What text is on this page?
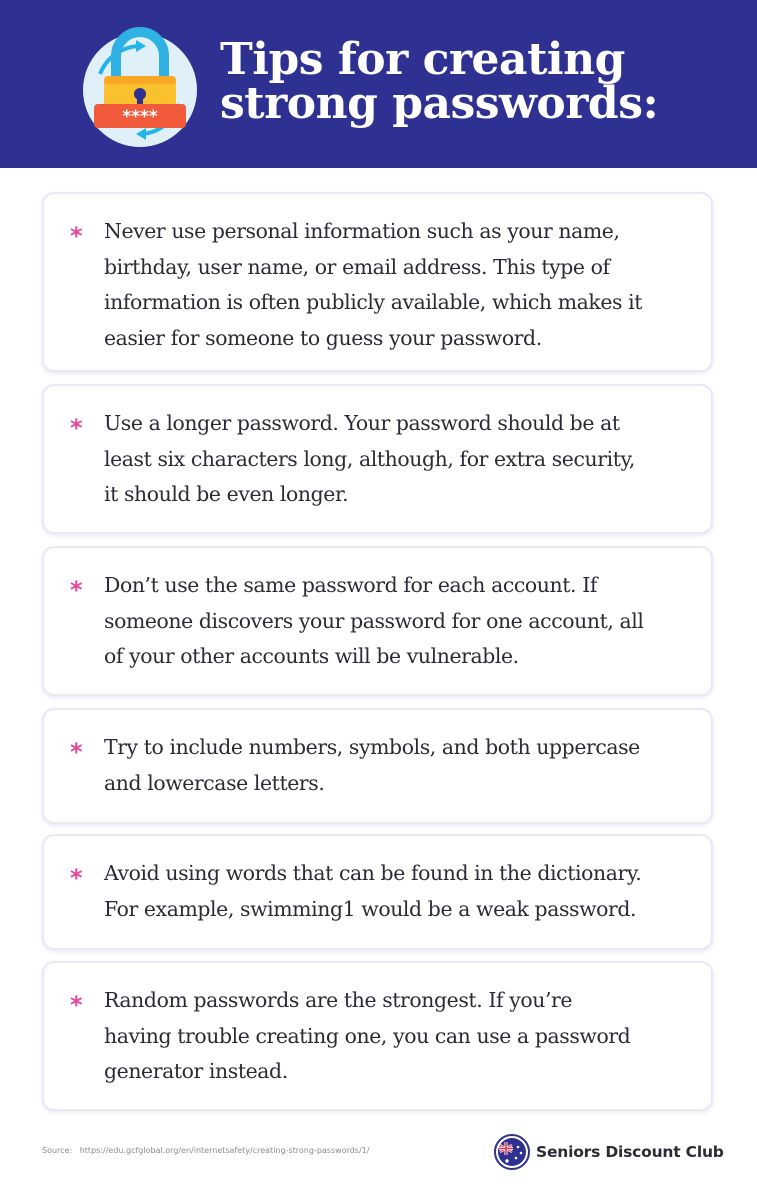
****
Tips for creating
strong passwords:
* Never use personal information such as your name,
birthday, user name, or email address. This type of
information is often publicly available, which makes it
easier for someone to guess your password.
* Use a longer password. Your password should be at
least six characters long, although, for extra security,
it should be even longer.
* Don’t use the same password for each account. If
someone discovers your password for one account, all
of your other accounts will be vulnerable.
* Try to include numbers, symbols, and both uppercase
and lowercase letters.
* Avoid using words that can be found in the dictionary.
For example, swimming1 would be a weak password.
* Random passwords are the strongest. If you’re
having trouble creating one, you can use a password
generator instead.
Source: https://edu.gcfglobal.org/en/internetsafety/creating-strong-passwords/1/	Seniors Discount Club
========
Extract all the data above exactly, excluding every picture.

The result:
What text is on this page?
****
Tips for creating
strong passwords:
* Never use personal information such as your name,
birthday, user name, or email address. This type of
information is often publicly available, which makes it
easier for someone to guess your password.
* Use a longer password. Your password should be at
least six characters long, although, for extra security,
it should be even longer.
* Don’t use the same password for each account. If
someone discovers your password for one account, all
of your other accounts will be vulnerable.
* Try to include numbers, symbols, and both uppercase
and lowercase letters.
* Avoid using words that can be found in the dictionary.
For example, swimming1 would be a weak password.
* Random passwords are the strongest. If you’re
having trouble creating one, you can use a password
generator instead.
Source: https://edu.gcfglobal.org/en/internetsafety/creating-strong-passwords/1/	Seniors Discount Club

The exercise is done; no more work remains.